* _AIM OF THE EXERCISE_: Beneath this sentence is a listing. Return its lines from the one containing "Enumerate this screenshot's" through the last, exactly, and omit the pictures.

* _RECORD SET_:

____

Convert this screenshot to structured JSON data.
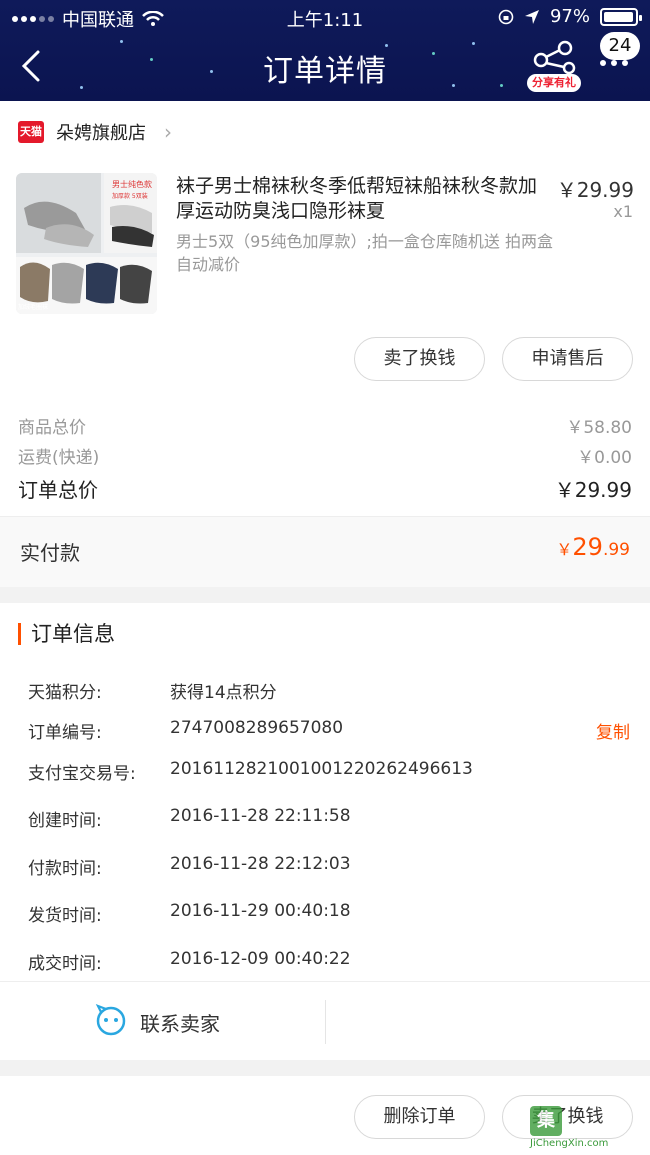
{
  "status_bar": {
    "carrier": "中国联通",
    "time": "上午1:11",
    "battery": "97%"
  },
  "header": {
    "title": "订单详情",
    "share_label": "分享有礼",
    "badge_count": "24"
  },
  "shop": {
    "platform_badge": "天猫",
    "name": "朵娉旗舰店"
  },
  "item": {
    "title": "袜子男士棉袜秋冬季低帮短袜船袜秋冬款加厚运动防臭浅口隐形袜夏",
    "sku": "男士5双（95纯色加厚款）;拍一盒仓库随机送 拍两盒自动减价",
    "price": "￥29.99",
    "qty": "x1",
    "thumb_text_1": "男士纯色款",
    "thumb_text_2": "加厚款 5双装",
    "thumb_text_3": "加绒毛圈袜"
  },
  "item_actions": {
    "sell": "卖了换钱",
    "after_sale": "申请售后"
  },
  "summary": {
    "goods_label": "商品总价",
    "goods_value": "￥58.80",
    "shipping_label": "运费(快递)",
    "shipping_value": "￥0.00",
    "total_label": "订单总价",
    "total_value": "￥29.99",
    "paid_label": "实付款",
    "paid_currency": "￥",
    "paid_int": "29",
    "paid_dec": ".99"
  },
  "order_info": {
    "heading": "订单信息",
    "rows": [
      {
        "k": "天猫积分:",
        "v": "获得14点积分"
      },
      {
        "k": "订单编号:",
        "v": "2747008289657080"
      },
      {
        "k": "支付宝交易号:",
        "v": "2016112821001001220262496613"
      },
      {
        "k": "创建时间:",
        "v": "2016-11-28 22:11:58"
      },
      {
        "k": "付款时间:",
        "v": "2016-11-28 22:12:03"
      },
      {
        "k": "发货时间:",
        "v": "2016-11-29 00:40:18"
      },
      {
        "k": "成交时间:",
        "v": "2016-12-09 00:40:22"
      }
    ],
    "copy_label": "复制",
    "contact_seller": "联系卖家"
  },
  "bottom": {
    "delete_order": "删除订单",
    "sell": "卖了换钱"
  },
  "watermark": {
    "glyph": "集",
    "site": "JiChengXin.com"
  },
  "colors": {
    "accent": "#ff5000",
    "header_bg": "#0f1a5a",
    "tmall_red": "#e4192b"
  }
}
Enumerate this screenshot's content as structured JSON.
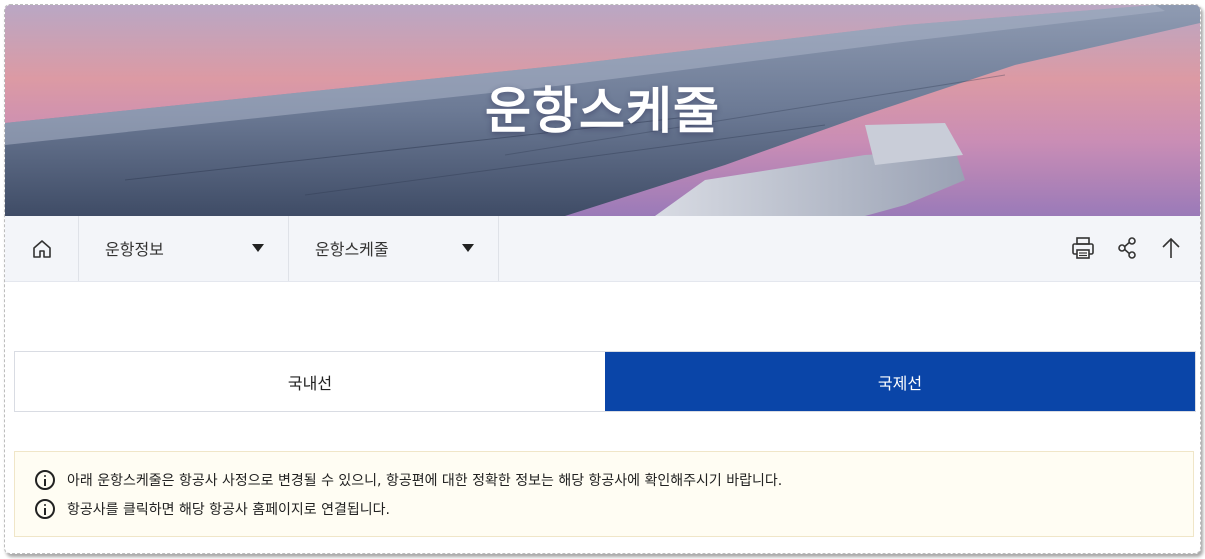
{
  "hero": {
    "title": "운항스케줄"
  },
  "navbar": {
    "home_icon": "home-icon",
    "dropdowns": [
      {
        "label": "운항정보"
      },
      {
        "label": "운항스케줄"
      }
    ],
    "tools": [
      "print-icon",
      "share-icon",
      "arrow-up-icon"
    ]
  },
  "tabs": [
    {
      "label": "국내선",
      "active": false
    },
    {
      "label": "국제선",
      "active": true
    }
  ],
  "notice": {
    "lines": [
      "아래 운항스케줄은 항공사 사정으로 변경될 수 있으니, 항공편에 대한 정확한 정보는 해당 항공사에 확인해주시기 바랍니다.",
      "항공사를 클릭하면 해당 항공사 홈페이지로 연결됩니다."
    ]
  },
  "colors": {
    "accent": "#0a45a8",
    "notice_bg": "#fffdf3",
    "navbar_bg": "#f3f5f9"
  }
}
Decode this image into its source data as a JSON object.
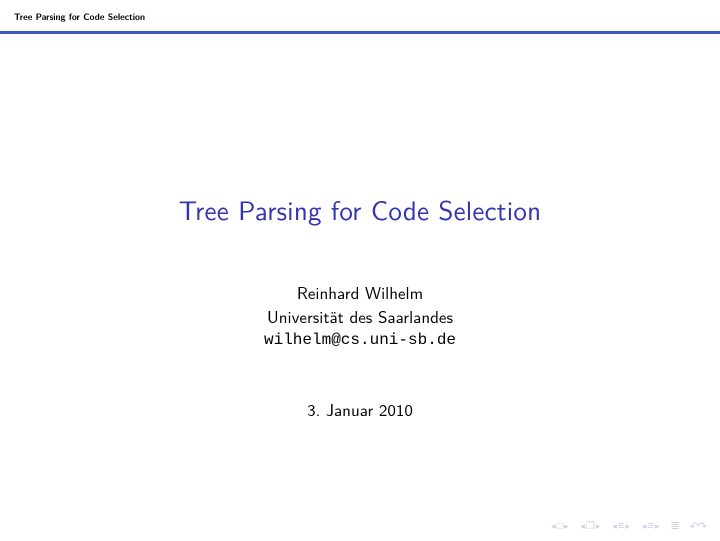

____

* _SOLUTION TO THIS TASK_:
Enumerate this screenshot's content as structured JSON.
{
  "hero": {
    "title": "운항스케줄"
  },
  "navbar": {
    "home_icon": "home-icon",
    "dropdowns": [
      {
        "label": "운항정보"
      },
      {
        "label": "운항스케줄"
      }
    ],
    "tools": [
      "print-icon",
      "share-icon",
      "arrow-up-icon"
    ]
  },
  "tabs": [
    {
      "label": "국내선",
      "active": false
    },
    {
      "label": "국제선",
      "active": true
    }
  ],
  "notice": {
    "lines": [
      "아래 운항스케줄은 항공사 사정으로 변경될 수 있으니, 항공편에 대한 정확한 정보는 해당 항공사에 확인해주시기 바랍니다.",
      "항공사를 클릭하면 해당 항공사 홈페이지로 연결됩니다."
    ]
  },
  "colors": {
    "accent": "#0a45a8",
    "notice_bg": "#fffdf3",
    "navbar_bg": "#f3f5f9"
  }
}
Decode this image into its source data as a JSON object.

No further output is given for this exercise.